_Set exercise_
Show every line in the entries below where the word "filter" appears.

_Dataset excerpt_
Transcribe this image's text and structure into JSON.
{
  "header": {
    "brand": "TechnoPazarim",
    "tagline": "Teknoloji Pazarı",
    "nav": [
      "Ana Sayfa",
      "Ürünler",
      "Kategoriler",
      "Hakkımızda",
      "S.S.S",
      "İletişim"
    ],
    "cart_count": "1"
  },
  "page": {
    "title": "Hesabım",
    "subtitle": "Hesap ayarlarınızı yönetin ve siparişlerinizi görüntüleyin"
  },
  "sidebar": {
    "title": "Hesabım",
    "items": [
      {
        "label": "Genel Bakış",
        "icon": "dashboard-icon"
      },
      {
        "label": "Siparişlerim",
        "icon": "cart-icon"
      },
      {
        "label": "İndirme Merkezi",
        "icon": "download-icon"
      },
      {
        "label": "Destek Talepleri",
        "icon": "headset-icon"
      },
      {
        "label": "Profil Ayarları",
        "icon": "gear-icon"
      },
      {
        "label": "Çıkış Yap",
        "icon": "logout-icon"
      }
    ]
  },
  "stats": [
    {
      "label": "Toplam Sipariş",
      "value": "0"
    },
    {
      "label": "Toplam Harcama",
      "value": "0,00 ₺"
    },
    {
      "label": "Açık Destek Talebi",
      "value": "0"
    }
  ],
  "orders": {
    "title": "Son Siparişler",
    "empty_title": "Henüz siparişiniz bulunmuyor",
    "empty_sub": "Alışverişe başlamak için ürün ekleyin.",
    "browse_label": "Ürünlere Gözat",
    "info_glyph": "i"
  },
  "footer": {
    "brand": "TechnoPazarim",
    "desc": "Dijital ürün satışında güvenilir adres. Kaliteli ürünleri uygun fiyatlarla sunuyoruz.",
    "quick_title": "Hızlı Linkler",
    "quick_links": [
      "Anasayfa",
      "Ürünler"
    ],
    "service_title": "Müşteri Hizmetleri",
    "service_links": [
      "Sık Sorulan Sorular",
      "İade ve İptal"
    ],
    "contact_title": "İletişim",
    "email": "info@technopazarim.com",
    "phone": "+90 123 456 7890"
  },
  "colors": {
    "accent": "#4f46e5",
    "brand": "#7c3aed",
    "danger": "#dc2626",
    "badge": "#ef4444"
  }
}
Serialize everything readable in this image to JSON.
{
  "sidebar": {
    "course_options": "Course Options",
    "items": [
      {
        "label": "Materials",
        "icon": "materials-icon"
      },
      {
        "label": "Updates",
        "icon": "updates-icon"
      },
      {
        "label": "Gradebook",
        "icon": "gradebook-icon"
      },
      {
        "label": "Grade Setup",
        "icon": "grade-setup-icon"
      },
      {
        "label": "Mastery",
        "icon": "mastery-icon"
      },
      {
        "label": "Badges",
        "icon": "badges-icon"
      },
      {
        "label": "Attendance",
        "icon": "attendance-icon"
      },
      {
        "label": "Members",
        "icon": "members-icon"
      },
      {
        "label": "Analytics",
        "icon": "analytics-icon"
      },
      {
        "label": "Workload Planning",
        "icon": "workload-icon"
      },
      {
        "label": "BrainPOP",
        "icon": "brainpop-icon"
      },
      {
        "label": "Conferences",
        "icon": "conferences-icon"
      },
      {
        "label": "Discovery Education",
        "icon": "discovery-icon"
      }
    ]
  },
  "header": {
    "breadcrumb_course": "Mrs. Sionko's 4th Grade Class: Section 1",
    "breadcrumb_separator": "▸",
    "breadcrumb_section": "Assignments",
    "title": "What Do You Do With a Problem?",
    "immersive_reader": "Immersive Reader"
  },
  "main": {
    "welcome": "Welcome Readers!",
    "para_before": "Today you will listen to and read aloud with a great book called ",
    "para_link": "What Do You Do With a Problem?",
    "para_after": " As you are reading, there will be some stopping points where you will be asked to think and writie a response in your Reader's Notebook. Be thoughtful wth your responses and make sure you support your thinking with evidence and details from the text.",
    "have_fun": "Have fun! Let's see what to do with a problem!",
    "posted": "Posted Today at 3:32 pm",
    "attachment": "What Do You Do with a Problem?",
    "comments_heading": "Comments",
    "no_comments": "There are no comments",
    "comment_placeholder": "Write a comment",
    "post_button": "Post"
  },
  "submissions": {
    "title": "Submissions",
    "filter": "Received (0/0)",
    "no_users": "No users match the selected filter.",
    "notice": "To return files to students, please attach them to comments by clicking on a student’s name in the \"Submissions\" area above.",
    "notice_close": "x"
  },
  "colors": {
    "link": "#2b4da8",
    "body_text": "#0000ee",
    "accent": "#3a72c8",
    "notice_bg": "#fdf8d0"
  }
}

_Answer to this exercise_
    "filter": "Received (0/0)",
    "no_users": "No users match the selected filter.",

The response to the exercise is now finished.